Return the exact lines spanning from the line with "What data was" through the last line of the entries, boundaries included, and no others.

• • • • •

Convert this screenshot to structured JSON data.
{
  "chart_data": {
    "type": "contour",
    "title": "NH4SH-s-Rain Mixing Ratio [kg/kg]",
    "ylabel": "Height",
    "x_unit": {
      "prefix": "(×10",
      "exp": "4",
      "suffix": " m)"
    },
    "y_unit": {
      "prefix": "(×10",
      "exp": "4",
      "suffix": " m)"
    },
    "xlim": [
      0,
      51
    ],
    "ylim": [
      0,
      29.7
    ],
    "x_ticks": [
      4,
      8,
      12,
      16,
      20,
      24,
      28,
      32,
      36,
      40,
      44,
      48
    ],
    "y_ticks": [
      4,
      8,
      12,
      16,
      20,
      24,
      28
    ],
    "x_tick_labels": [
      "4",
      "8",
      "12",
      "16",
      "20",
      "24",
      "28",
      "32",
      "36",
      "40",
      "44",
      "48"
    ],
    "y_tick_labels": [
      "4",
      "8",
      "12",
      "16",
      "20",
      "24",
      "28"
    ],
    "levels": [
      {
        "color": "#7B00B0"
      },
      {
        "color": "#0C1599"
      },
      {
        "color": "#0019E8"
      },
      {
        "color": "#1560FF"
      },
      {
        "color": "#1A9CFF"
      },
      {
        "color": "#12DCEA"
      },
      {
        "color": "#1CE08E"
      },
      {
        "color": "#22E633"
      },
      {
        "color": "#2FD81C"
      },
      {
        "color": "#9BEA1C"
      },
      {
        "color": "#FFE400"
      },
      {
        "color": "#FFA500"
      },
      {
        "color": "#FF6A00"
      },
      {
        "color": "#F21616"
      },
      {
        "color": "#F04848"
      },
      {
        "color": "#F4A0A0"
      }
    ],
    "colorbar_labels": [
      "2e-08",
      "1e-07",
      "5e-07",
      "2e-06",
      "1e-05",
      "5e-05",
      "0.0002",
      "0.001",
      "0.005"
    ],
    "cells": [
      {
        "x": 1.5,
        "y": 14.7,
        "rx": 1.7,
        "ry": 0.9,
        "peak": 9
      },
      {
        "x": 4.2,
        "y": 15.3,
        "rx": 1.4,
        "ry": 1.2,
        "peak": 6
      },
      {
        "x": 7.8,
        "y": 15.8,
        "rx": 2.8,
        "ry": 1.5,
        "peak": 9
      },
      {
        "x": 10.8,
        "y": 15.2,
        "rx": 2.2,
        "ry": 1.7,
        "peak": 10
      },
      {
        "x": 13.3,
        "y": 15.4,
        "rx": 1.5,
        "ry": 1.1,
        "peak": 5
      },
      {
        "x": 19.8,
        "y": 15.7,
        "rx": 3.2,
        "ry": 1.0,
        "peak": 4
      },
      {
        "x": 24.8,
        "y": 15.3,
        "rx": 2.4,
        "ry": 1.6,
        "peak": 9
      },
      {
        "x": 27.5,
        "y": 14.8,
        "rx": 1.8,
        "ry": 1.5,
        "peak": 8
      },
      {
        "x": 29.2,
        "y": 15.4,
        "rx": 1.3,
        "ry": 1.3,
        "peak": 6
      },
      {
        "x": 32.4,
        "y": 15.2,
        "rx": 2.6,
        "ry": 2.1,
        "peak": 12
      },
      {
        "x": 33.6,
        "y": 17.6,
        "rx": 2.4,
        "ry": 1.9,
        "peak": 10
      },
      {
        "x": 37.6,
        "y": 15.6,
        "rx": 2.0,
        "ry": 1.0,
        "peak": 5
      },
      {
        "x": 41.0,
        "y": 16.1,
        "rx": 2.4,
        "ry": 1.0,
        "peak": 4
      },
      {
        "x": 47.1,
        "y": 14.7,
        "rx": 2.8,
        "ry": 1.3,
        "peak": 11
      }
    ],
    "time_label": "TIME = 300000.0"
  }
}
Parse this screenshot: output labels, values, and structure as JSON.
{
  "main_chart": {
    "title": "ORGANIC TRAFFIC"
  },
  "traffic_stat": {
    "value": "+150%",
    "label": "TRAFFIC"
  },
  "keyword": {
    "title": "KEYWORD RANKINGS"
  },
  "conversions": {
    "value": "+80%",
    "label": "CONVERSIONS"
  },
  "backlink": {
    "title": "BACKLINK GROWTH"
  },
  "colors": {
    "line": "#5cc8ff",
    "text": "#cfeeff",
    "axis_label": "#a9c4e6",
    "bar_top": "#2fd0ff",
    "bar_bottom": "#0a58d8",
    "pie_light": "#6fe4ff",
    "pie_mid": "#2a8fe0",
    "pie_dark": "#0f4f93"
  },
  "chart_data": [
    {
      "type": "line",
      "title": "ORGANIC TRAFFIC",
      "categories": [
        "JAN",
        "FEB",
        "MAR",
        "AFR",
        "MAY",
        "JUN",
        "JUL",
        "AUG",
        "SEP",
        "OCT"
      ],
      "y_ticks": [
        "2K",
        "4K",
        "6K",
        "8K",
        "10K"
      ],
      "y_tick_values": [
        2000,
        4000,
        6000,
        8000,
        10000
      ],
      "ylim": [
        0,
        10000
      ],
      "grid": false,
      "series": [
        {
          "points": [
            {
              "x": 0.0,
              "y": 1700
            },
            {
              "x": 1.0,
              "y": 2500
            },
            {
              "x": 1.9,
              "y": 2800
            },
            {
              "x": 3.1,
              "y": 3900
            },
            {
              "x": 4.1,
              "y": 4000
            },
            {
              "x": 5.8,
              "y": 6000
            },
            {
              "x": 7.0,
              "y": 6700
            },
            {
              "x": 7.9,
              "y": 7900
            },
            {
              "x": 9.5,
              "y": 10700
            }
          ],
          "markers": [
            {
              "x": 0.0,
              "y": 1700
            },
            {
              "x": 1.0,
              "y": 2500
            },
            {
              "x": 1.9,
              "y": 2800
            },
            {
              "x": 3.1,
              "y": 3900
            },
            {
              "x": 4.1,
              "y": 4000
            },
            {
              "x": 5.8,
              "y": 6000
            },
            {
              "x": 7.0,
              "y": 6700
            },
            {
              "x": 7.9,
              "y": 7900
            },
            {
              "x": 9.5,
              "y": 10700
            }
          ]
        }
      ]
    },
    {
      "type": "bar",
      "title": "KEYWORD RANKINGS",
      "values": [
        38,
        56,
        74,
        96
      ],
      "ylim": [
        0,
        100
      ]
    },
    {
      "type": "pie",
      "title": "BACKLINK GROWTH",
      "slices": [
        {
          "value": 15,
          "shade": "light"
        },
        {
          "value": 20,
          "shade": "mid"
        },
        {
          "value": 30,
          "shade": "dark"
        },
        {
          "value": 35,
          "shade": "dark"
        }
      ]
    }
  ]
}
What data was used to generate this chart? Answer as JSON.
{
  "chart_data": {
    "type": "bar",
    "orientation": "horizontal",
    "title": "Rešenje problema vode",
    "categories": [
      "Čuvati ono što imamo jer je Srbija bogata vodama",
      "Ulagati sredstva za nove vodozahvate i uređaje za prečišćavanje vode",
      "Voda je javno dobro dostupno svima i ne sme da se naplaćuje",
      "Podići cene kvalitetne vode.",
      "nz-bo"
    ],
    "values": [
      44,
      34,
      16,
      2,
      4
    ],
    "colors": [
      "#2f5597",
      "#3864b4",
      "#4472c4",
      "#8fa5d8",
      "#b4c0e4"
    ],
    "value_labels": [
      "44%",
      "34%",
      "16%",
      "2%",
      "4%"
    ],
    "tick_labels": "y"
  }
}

• • • • •

- Reply to the exercise:
What data was used to generate this chart? Answer as JSON.
{
  "chart_data": {
    "type": "bar",
    "orientation": "horizontal",
    "title": "Rešenje problema vode",
    "categories": [
      "Čuvati ono što imamo jer je Srbija bogata vodama",
      "Ulagati sredstva za nove vodozahvate i uređaje za prečišćavanje vode",
      "Voda je javno dobro dostupno svima i ne sme da se naplaćuje",
      "Podići cene kvalitetne vode.",
      "nz-bo"
    ],
    "values": [
      44,
      34,
      16,
      2,
      4
    ],
    "colors": [
      "#2f5597",
      "#3864b4",
      "#4472c4",
      "#8fa5d8",
      "#b4c0e4"
    ],
    "value_labels": [
      "44%",
      "34%",
      "16%",
      "2%",
      "4%"
    ],
    "tick_labels": "y"
  }
}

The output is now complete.